I attended the "Beyond Van Gogh" exhibit at the Wisconsin Center in Milwaukee twice in one week, first in a family group that included Sue's sister Sarah, visiting from Michigan, then a few days later I returned with our son Tom, visiting from California, whom we hadn't seen in person in a year and a half. I thought that, as someone working with animation on both Cartoon Network and Hulu, he'd be interested in the "Immersive Experience" the exhibit promoted. Of course, what he'd bring to the exhibit would be different from what I brought to it.

 

"Beyond Van Gogh" immerses viewers in Vincent Van Gogh's artwork through audio-visual animation that surrounds them with colors, shapes, music, motion, and quotes from his writing. You enter through a room hung with rows of empty picture frames and dangling panels of explanation and quotation mounted on backgrounds from his paintings. Weaving your way among the rows, you enter a second room with black walls where wavering white dots slowly congeal into the shape of Vincent's face. In a much larger third room Van Gogh's paintings are projected onto every surface—the walls, several tall square columns, every inch of flooring.

 

It's hard to know where to fix your attention. With light and color pulsing around and below you, everything competes for your scrutiny. You may recognize individual paintings you've seen displayed in museums you've visited or encountered online or in books, but it's hard not to be disoriented by the size and scope of what encircles you. The paintings are not mounted in isolation on the walls but projected expansively onto every surface. Moreover, they are often in motion, morphing from one image to another, flowing off the walls and across the floor beneath your feet. You and all the dark figures around you are—Well, yes!—immersed in Van Gogh's artwork.

## Required work:
Pick up the piece about the "Beyond Van Gogh" exhibit after its last sentence and carry it on. The lines that come next aren't needed.

## Stored records:
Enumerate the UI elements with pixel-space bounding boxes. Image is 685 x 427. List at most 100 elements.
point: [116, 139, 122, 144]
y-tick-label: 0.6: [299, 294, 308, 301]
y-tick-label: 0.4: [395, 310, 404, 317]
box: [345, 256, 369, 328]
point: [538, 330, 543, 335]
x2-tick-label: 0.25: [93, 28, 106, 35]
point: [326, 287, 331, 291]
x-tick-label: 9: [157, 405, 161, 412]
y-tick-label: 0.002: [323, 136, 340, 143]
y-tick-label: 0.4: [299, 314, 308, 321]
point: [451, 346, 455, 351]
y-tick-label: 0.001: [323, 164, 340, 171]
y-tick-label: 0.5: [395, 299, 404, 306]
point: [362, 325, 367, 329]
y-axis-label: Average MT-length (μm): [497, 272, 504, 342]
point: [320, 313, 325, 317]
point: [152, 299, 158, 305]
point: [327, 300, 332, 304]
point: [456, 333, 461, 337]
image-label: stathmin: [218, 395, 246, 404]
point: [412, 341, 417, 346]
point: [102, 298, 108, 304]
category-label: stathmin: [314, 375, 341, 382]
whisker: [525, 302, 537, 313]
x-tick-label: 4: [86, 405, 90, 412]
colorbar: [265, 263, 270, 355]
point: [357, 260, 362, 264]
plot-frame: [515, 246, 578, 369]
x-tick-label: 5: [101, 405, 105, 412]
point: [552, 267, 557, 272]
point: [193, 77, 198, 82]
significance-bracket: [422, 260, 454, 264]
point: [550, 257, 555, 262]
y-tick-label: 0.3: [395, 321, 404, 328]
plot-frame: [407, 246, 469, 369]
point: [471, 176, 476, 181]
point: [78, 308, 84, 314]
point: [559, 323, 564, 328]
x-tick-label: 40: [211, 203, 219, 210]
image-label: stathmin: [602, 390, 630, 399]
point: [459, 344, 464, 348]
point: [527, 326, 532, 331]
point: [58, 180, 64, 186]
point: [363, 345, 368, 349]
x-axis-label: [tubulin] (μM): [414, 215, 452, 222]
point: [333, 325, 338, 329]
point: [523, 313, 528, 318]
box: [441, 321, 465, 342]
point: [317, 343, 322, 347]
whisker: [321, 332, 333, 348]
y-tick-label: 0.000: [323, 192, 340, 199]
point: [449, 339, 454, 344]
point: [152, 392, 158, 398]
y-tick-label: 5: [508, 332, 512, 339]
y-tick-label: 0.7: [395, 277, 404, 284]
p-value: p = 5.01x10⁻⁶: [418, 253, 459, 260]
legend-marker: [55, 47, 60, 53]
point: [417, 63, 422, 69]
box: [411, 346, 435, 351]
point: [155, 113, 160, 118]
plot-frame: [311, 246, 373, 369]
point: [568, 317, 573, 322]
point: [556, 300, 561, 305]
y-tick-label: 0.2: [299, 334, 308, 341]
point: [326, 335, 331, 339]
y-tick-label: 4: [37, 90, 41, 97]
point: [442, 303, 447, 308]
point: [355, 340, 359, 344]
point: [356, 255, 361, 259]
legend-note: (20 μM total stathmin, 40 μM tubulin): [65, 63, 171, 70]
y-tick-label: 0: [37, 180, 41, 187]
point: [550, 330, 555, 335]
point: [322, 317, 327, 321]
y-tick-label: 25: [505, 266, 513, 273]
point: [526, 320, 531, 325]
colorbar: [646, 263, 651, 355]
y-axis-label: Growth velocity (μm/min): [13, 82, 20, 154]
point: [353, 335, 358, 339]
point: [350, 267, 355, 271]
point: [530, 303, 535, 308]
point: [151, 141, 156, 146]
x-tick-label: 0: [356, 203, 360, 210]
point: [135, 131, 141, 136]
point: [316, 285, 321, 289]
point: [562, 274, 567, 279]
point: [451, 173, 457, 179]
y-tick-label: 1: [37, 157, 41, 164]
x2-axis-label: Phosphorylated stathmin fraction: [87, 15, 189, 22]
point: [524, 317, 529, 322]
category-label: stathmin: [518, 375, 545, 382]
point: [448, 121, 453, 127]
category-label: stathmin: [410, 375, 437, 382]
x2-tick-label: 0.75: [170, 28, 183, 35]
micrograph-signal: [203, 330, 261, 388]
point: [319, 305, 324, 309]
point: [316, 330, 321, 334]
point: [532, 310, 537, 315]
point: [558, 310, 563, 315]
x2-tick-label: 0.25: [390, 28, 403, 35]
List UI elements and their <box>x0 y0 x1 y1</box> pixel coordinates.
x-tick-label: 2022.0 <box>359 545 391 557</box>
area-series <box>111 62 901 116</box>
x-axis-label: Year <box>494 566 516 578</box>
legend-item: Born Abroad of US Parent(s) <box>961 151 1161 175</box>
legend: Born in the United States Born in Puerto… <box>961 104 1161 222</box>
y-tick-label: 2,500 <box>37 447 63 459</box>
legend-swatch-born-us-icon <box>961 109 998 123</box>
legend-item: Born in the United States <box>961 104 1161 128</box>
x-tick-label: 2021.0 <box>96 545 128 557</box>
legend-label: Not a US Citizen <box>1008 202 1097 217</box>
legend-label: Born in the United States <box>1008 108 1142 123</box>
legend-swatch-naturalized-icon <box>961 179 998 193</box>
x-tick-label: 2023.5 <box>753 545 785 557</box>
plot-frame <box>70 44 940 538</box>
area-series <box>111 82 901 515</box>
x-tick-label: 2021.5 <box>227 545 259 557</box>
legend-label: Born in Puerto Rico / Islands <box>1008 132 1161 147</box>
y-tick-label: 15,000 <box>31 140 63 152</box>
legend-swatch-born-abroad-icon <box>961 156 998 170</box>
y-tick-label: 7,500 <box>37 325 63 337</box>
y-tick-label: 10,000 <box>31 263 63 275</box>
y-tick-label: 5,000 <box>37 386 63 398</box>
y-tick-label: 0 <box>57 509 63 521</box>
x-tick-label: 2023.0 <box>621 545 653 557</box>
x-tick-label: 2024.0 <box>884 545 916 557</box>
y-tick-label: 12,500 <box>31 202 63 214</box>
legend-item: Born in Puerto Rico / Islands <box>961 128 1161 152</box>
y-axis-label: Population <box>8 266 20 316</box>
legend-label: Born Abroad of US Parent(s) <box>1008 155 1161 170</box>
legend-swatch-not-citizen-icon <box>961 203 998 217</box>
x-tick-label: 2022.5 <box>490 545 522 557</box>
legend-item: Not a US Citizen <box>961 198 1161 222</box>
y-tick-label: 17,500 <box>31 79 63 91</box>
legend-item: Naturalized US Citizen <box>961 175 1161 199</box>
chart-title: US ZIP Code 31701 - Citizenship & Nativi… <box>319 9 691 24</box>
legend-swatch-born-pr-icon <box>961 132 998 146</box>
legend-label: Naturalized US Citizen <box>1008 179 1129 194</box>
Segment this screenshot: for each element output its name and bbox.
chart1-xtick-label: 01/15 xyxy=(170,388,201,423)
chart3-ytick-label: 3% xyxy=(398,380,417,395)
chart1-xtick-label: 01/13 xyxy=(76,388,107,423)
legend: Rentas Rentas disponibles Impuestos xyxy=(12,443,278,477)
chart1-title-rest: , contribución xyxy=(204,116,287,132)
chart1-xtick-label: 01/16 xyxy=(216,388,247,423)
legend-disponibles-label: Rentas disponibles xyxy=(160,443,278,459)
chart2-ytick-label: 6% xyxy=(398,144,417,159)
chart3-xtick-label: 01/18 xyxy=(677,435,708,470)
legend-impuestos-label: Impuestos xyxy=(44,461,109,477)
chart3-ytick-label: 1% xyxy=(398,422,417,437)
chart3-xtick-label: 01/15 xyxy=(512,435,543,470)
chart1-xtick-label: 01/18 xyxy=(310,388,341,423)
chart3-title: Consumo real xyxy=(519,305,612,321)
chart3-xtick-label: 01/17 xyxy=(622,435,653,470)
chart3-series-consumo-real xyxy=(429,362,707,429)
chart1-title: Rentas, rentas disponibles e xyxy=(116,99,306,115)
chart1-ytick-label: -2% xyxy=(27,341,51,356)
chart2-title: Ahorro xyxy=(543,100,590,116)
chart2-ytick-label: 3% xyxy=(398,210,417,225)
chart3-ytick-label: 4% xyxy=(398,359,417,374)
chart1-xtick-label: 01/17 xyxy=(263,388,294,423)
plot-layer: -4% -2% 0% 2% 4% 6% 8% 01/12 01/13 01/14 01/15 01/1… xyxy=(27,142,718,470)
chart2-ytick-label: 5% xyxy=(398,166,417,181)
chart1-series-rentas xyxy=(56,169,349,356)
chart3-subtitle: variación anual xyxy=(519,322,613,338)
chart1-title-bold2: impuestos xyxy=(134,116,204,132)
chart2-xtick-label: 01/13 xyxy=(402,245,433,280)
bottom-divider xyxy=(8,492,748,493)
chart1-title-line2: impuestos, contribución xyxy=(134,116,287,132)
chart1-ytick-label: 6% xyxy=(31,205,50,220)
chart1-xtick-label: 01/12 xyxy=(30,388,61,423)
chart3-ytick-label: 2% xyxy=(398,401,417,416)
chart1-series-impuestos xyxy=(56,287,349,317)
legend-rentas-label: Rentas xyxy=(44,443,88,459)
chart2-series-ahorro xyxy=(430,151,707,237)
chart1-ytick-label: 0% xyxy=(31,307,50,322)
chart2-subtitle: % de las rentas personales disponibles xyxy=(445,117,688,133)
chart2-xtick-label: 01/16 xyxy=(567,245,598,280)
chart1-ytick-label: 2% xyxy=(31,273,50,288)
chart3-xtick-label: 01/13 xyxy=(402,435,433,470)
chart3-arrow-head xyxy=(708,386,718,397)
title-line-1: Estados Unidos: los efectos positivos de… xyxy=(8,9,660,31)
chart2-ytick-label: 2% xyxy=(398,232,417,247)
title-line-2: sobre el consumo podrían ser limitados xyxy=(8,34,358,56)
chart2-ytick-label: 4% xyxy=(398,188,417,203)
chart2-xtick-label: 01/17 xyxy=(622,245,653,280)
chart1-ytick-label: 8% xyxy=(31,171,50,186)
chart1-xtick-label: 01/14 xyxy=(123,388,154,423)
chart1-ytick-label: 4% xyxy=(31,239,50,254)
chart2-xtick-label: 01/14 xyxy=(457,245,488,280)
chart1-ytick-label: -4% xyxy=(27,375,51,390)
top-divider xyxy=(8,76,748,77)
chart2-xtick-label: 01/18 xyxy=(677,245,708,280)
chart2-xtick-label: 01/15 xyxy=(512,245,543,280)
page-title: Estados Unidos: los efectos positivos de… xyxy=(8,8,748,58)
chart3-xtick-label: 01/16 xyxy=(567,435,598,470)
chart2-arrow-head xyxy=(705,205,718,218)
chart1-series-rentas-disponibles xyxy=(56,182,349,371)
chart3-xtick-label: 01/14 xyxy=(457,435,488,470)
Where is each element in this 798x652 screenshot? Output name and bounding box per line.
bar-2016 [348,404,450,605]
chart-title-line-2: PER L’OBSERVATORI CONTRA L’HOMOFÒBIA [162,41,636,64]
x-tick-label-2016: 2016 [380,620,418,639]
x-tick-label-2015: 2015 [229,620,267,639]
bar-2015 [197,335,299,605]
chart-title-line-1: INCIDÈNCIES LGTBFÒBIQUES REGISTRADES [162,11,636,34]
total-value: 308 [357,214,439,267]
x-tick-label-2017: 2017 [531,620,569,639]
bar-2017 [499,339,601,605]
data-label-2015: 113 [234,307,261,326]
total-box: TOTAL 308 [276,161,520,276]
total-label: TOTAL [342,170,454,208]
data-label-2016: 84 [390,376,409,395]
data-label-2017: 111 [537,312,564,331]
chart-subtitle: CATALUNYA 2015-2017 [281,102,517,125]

## Result of this task:
 

Individual images often come to life. Gazing at one familiar Van Gogh self-portrait towering over me on a nearby square column, his face spilling onto two sides, I saw his left eye blink—or was it a wink? Clouds changed shape in the "Wheatfield Under Thunderclouds" image. As the "Wheatfield with Crows" landscape unrolled across the wall and flowed onto the floor, the crows began flapping their wings and flying across blue sky. "Sunflowers" arose all around us. The "Almond Blossom" painting spread itself across one wall after another until it encircled the room and then its blossoms began sailing across every wall and every column and every patron and everywhere underfoot. At other art exhibits I've taken snapshots to aid my memory; here I started a long video that made me rotate around the room and linger on the closest column, blossoms abounding, until I became aware of the walls slowly changing their image, the blossoms no longer falling and another landscape emerging behind them.

 

Swirls of light on a dark blue background became "The Starry Night," overwhelmingly immersive. The soundtrack played an instrumental version of Don McLean's tune "Vincent," the one that repeats the phrase "Starry, starry night." The melody for Paul Simon's "America" played as well—both tunes would repeat in my head often over the coming days and make me struggle to recall their lyrics. "The Bedroom." "The Yellow House." "Vase of Gladioli." "Vase with Irises." "The Potato Eaters." Self-portrait after self-portrait lining the walls. An abundance of the artist's signatures inscribing themselves in multi-colored squares and rectangles. Countless images constantly replacing one another.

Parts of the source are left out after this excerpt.